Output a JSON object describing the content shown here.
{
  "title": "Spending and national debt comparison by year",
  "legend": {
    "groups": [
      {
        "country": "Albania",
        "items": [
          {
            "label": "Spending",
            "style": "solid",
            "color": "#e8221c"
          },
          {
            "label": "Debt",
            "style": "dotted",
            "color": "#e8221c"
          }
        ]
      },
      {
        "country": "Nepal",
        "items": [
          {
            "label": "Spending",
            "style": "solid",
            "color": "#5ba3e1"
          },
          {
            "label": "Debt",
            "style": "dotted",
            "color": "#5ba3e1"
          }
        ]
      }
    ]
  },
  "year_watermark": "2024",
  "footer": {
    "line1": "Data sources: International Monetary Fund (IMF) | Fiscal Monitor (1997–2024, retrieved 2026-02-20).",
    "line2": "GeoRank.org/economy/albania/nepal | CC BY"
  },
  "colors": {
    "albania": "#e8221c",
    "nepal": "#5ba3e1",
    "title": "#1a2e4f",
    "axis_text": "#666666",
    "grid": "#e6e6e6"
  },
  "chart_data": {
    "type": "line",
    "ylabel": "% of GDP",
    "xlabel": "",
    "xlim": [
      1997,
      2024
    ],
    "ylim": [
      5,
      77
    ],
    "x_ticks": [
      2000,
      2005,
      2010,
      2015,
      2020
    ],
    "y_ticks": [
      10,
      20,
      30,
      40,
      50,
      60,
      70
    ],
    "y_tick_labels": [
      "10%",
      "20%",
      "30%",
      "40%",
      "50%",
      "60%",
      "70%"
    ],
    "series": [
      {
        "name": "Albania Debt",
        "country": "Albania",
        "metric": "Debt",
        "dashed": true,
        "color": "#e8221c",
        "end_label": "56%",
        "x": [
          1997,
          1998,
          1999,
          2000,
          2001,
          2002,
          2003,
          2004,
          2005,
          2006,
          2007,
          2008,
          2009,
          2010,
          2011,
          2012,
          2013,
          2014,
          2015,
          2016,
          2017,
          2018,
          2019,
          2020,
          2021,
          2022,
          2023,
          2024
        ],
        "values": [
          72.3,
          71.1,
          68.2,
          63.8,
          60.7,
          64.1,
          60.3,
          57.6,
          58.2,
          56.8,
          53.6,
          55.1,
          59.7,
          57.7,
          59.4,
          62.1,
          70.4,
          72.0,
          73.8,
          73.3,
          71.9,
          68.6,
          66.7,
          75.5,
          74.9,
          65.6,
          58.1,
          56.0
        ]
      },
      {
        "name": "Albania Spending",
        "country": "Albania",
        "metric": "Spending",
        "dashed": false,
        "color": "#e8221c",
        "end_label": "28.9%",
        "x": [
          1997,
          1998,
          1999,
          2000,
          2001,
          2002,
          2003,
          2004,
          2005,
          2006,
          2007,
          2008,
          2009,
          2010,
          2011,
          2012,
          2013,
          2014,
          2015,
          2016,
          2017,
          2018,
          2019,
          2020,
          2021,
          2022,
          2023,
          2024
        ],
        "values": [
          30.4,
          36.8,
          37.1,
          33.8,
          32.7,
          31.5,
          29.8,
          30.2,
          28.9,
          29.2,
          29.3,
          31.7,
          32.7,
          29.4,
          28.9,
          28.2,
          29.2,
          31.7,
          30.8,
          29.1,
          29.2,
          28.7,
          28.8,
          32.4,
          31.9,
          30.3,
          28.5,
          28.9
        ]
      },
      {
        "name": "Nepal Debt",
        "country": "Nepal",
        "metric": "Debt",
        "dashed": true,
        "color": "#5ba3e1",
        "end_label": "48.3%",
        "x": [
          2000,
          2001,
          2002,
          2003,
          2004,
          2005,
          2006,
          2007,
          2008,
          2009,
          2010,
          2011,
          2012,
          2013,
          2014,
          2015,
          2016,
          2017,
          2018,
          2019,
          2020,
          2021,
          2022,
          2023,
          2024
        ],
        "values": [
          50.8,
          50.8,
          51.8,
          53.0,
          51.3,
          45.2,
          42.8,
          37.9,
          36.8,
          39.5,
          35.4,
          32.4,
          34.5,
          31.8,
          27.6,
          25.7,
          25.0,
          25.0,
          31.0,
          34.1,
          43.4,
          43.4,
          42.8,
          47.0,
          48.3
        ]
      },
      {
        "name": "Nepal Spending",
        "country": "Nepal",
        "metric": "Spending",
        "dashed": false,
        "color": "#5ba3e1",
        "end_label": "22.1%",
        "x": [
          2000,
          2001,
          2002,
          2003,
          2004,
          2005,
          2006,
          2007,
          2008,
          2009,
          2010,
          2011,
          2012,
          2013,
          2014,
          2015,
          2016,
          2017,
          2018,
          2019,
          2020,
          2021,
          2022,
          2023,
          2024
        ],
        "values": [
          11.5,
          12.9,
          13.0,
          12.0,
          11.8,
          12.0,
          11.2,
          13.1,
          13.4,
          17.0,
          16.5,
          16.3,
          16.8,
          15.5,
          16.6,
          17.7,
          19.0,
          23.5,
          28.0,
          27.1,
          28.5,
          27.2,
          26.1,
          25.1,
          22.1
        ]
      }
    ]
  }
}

****************

• YOUR TASK
Write the entire listing out again, word for word.

• OUTPUT FOR THIS EXERCISE
Output a JSON object describing the content shown here.
{
  "title": "Spending and national debt comparison by year",
  "legend": {
    "groups": [
      {
        "country": "Albania",
        "items": [
          {
            "label": "Spending",
            "style": "solid",
            "color": "#e8221c"
          },
          {
            "label": "Debt",
            "style": "dotted",
            "color": "#e8221c"
          }
        ]
      },
      {
        "country": "Nepal",
        "items": [
          {
            "label": "Spending",
            "style": "solid",
            "color": "#5ba3e1"
          },
          {
            "label": "Debt",
            "style": "dotted",
            "color": "#5ba3e1"
          }
        ]
      }
    ]
  },
  "year_watermark": "2024",
  "footer": {
    "line1": "Data sources: International Monetary Fund (IMF) | Fiscal Monitor (1997–2024, retrieved 2026-02-20).",
    "line2": "GeoRank.org/economy/albania/nepal | CC BY"
  },
  "colors": {
    "albania": "#e8221c",
    "nepal": "#5ba3e1",
    "title": "#1a2e4f",
    "axis_text": "#666666",
    "grid": "#e6e6e6"
  },
  "chart_data": {
    "type": "line",
    "ylabel": "% of GDP",
    "xlabel": "",
    "xlim": [
      1997,
      2024
    ],
    "ylim": [
      5,
      77
    ],
    "x_ticks": [
      2000,
      2005,
      2010,
      2015,
      2020
    ],
    "y_ticks": [
      10,
      20,
      30,
      40,
      50,
      60,
      70
    ],
    "y_tick_labels": [
      "10%",
      "20%",
      "30%",
      "40%",
      "50%",
      "60%",
      "70%"
    ],
    "series": [
      {
        "name": "Albania Debt",
        "country": "Albania",
        "metric": "Debt",
        "dashed": true,
        "color": "#e8221c",
        "end_label": "56%",
        "x": [
          1997,
          1998,
          1999,
          2000,
          2001,
          2002,
          2003,
          2004,
          2005,
          2006,
          2007,
          2008,
          2009,
          2010,
          2011,
          2012,
          2013,
          2014,
          2015,
          2016,
          2017,
          2018,
          2019,
          2020,
          2021,
          2022,
          2023,
          2024
        ],
        "values": [
          72.3,
          71.1,
          68.2,
          63.8,
          60.7,
          64.1,
          60.3,
          57.6,
          58.2,
          56.8,
          53.6,
          55.1,
          59.7,
          57.7,
          59.4,
          62.1,
          70.4,
          72.0,
          73.8,
          73.3,
          71.9,
          68.6,
          66.7,
          75.5,
          74.9,
          65.6,
          58.1,
          56.0
        ]
      },
      {
        "name": "Albania Spending",
        "country": "Albania",
        "metric": "Spending",
        "dashed": false,
        "color": "#e8221c",
        "end_label": "28.9%",
        "x": [
          1997,
          1998,
          1999,
          2000,
          2001,
          2002,
          2003,
          2004,
          2005,
          2006,
          2007,
          2008,
          2009,
          2010,
          2011,
          2012,
          2013,
          2014,
          2015,
          2016,
          2017,
          2018,
          2019,
          2020,
          2021,
          2022,
          2023,
          2024
        ],
        "values": [
          30.4,
          36.8,
          37.1,
          33.8,
          32.7,
          31.5,
          29.8,
          30.2,
          28.9,
          29.2,
          29.3,
          31.7,
          32.7,
          29.4,
          28.9,
          28.2,
          29.2,
          31.7,
          30.8,
          29.1,
          29.2,
          28.7,
          28.8,
          32.4,
          31.9,
          30.3,
          28.5,
          28.9
        ]
      },
      {
        "name": "Nepal Debt",
        "country": "Nepal",
        "metric": "Debt",
        "dashed": true,
        "color": "#5ba3e1",
        "end_label": "48.3%",
        "x": [
          2000,
          2001,
          2002,
          2003,
          2004,
          2005,
          2006,
          2007,
          2008,
          2009,
          2010,
          2011,
          2012,
          2013,
          2014,
          2015,
          2016,
          2017,
          2018,
          2019,
          2020,
          2021,
          2022,
          2023,
          2024
        ],
        "values": [
          50.8,
          50.8,
          51.8,
          53.0,
          51.3,
          45.2,
          42.8,
          37.9,
          36.8,
          39.5,
          35.4,
          32.4,
          34.5,
          31.8,
          27.6,
          25.7,
          25.0,
          25.0,
          31.0,
          34.1,
          43.4,
          43.4,
          42.8,
          47.0,
          48.3
        ]
      },
      {
        "name": "Nepal Spending",
        "country": "Nepal",
        "metric": "Spending",
        "dashed": false,
        "color": "#5ba3e1",
        "end_label": "22.1%",
        "x": [
          2000,
          2001,
          2002,
          2003,
          2004,
          2005,
          2006,
          2007,
          2008,
          2009,
          2010,
          2011,
          2012,
          2013,
          2014,
          2015,
          2016,
          2017,
          2018,
          2019,
          2020,
          2021,
          2022,
          2023,
          2024
        ],
        "values": [
          11.5,
          12.9,
          13.0,
          12.0,
          11.8,
          12.0,
          11.2,
          13.1,
          13.4,
          17.0,
          16.5,
          16.3,
          16.8,
          15.5,
          16.6,
          17.7,
          19.0,
          23.5,
          28.0,
          27.1,
          28.5,
          27.2,
          26.1,
          25.1,
          22.1
        ]
      }
    ]
  }
}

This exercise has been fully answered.